Stored data entries

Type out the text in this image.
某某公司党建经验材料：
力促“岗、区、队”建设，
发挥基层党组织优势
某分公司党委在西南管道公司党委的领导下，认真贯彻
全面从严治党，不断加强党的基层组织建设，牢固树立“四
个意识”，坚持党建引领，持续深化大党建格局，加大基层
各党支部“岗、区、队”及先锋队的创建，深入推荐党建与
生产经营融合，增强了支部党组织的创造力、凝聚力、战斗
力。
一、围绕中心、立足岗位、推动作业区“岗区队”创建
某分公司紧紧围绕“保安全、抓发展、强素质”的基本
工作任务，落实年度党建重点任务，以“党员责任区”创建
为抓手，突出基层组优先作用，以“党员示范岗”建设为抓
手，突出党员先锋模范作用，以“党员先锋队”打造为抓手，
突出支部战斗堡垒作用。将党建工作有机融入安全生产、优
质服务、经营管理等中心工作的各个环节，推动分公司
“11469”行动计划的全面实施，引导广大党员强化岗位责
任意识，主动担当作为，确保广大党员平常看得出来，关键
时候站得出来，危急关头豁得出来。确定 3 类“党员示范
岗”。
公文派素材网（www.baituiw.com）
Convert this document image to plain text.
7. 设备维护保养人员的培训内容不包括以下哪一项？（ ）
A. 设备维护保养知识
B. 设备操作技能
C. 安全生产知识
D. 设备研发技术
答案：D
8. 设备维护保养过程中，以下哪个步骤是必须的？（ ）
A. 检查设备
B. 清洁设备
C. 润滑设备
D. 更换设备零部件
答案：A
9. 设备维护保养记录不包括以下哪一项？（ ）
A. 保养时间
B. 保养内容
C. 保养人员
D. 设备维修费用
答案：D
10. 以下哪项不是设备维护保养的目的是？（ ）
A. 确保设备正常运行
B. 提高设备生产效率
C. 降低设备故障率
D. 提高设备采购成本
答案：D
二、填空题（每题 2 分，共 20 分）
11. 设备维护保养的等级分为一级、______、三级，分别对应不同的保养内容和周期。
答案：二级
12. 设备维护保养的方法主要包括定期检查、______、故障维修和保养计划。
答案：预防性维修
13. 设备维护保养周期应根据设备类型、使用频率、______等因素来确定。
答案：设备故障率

#### Brief:
Determine the number of lines in these entries that contain the word "image", and write only that number.

#### Finished answer:
2